:: WORK TO BE COMPLETED ::
The records below hold pictures; please leave those out and retype the rest exactly.

-- start MATERIAL SHOWN --

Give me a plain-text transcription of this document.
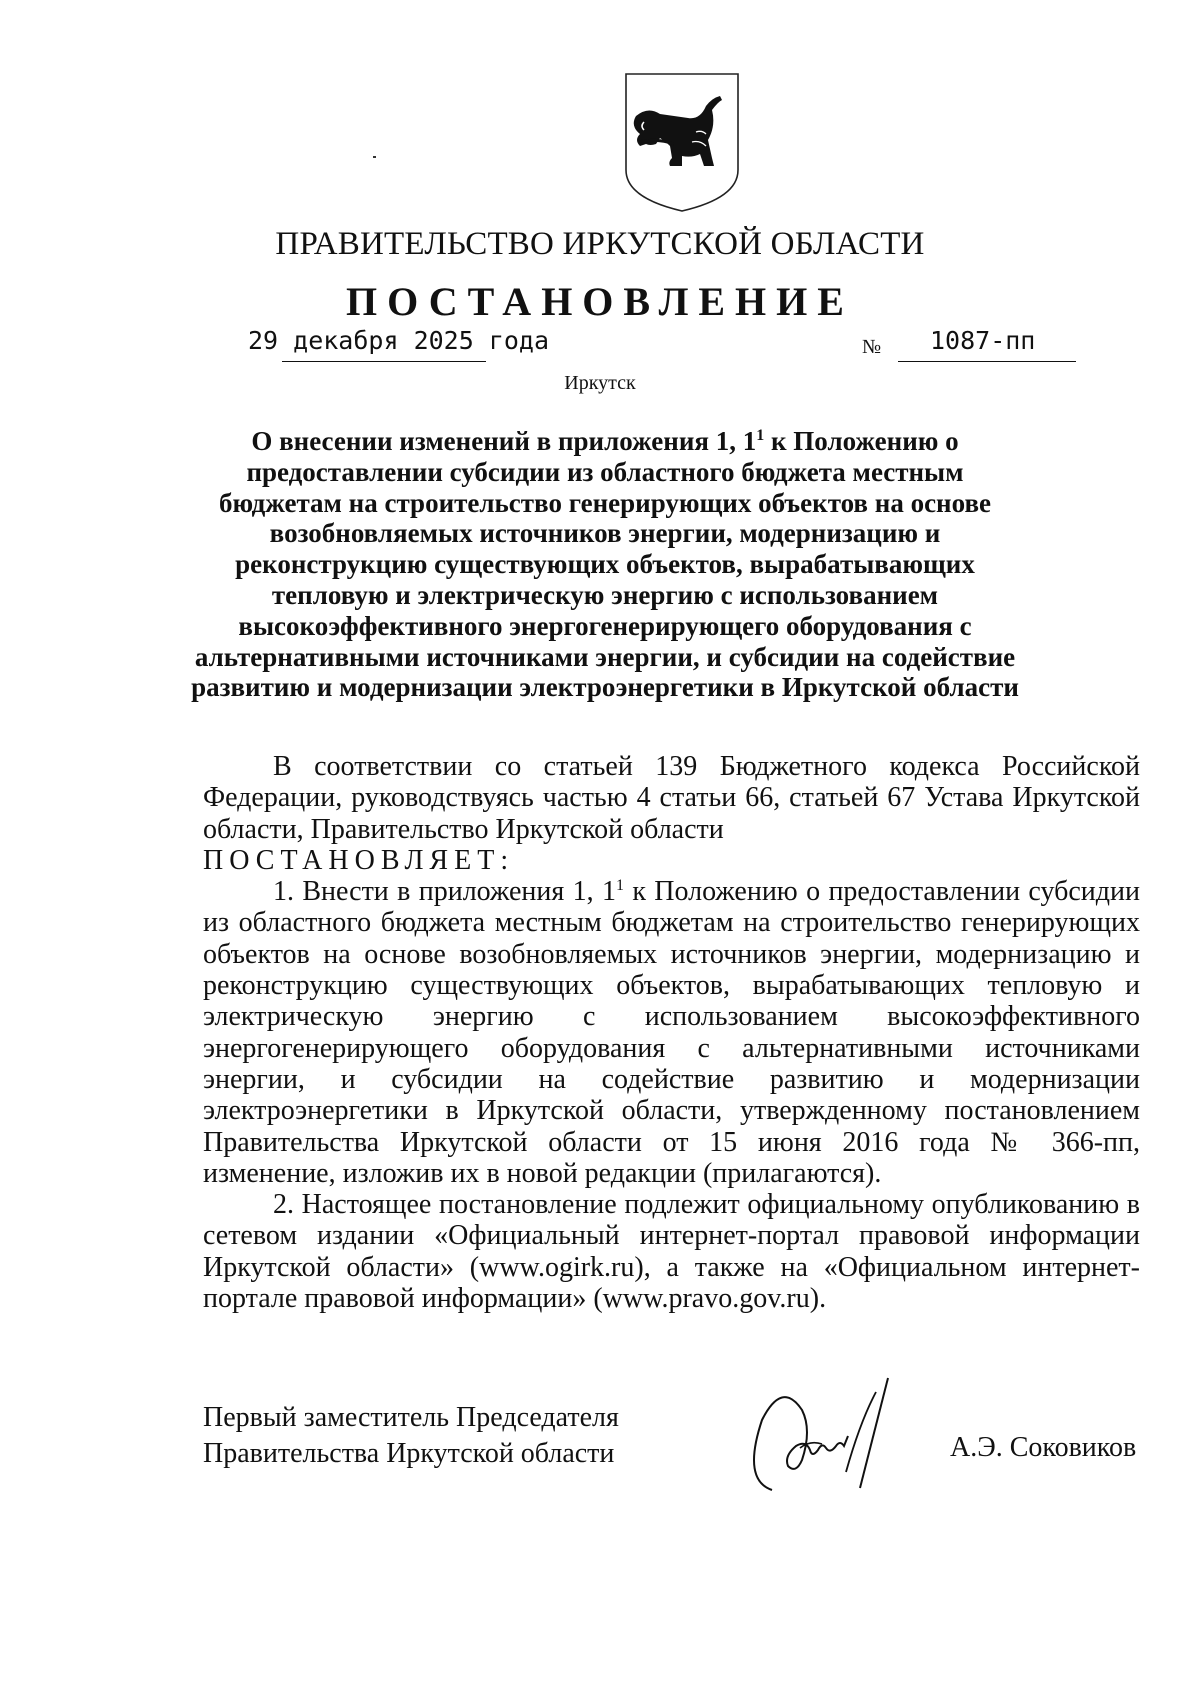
ПРАВИТЕЛЬСТВО ИРКУТСКОЙ ОБЛАСТИ
ПОСТАНОВЛЕНИЕ
29 декабря 2025 года	№ 1087-пп
Иркутск
О внесении изменений в приложения 1, $1^1$ к Положению о предоставлении субсидии из областного бюджета местным бюджетам на строительство генерирующих объектов на основе возобновляемых источников энергии, модернизацию и реконструкцию существующих объектов, вырабатывающих тепловую и электрическую энергию с использованием высокоэффективного энергогенерирующего оборудования с альтернативными источниками энергии, и субсидии на содействие развитию и модернизации электроэнергетики в Иркутской области

В соответствии со статьей 139 Бюджетного кодекса Российской Федерации, руководствуясь частью 4 статьи 66, статьей 67 Устава Иркутской области, Правительство Иркутской области

ПОСТАНОВЛЯЕТ:

1. Внести в приложения 1, $1^1$ к Положению о предоставлении субсидии из областного бюджета местным бюджетам на строительство генерирующих объектов на основе возобновляемых источников энергии, модернизацию и реконструкцию существующих объектов, вырабатывающих тепловую и электрическую энергию с использованием высокоэффективного энергогенерирующего оборудования с альтернативными источниками энергии, и субсидии на содействие развитию и модернизации электроэнергетики в Иркутской области, утвержденному постановлением Правительства Иркутской области от 15 июня 2016 года № 366-пп, изменение, изложив их в новой редакции (прилагаются).

2. Настоящее постановление подлежит официальному опубликованию в сетевом издании «Официальный интернет-портал правовой информации Иркутской области» (www.ogirk.ru), а также на «Официальном интернет-портале правовой информации» (www.pravo.gov.ru).

Первый заместитель Председателя
Правительства Иркутской области	А.Э. Соковиков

-- end MATERIAL SHOWN --

:: TASK RESULT ::
Give me a plain-text transcription of this document.
ПРАВИТЕЛЬСТВО ИРКУТСКОЙ ОБЛАСТИ
ПОСТАНОВЛЕНИЕ
29 декабря 2025 года	№ 1087-пп
Иркутск
О внесении изменений в приложения 1, $1^1$ к Положению о предоставлении субсидии из областного бюджета местным бюджетам на строительство генерирующих объектов на основе возобновляемых источников энергии, модернизацию и реконструкцию существующих объектов, вырабатывающих тепловую и электрическую энергию с использованием высокоэффективного энергогенерирующего оборудования с альтернативными источниками энергии, и субсидии на содействие развитию и модернизации электроэнергетики в Иркутской области

В соответствии со статьей 139 Бюджетного кодекса Российской Федерации, руководствуясь частью 4 статьи 66, статьей 67 Устава Иркутской области, Правительство Иркутской области

ПОСТАНОВЛЯЕТ:

1. Внести в приложения 1, $1^1$ к Положению о предоставлении субсидии из областного бюджета местным бюджетам на строительство генерирующих объектов на основе возобновляемых источников энергии, модернизацию и реконструкцию существующих объектов, вырабатывающих тепловую и электрическую энергию с использованием высокоэффективного энергогенерирующего оборудования с альтернативными источниками энергии, и субсидии на содействие развитию и модернизации электроэнергетики в Иркутской области, утвержденному постановлением Правительства Иркутской области от 15 июня 2016 года № 366-пп, изменение, изложив их в новой редакции (прилагаются).

2. Настоящее постановление подлежит официальному опубликованию в сетевом издании «Официальный интернет-портал правовой информации Иркутской области» (www.ogirk.ru), а также на «Официальном интернет-портале правовой информации» (www.pravo.gov.ru).

Первый заместитель Председателя
Правительства Иркутской области	А.Э. Соковиков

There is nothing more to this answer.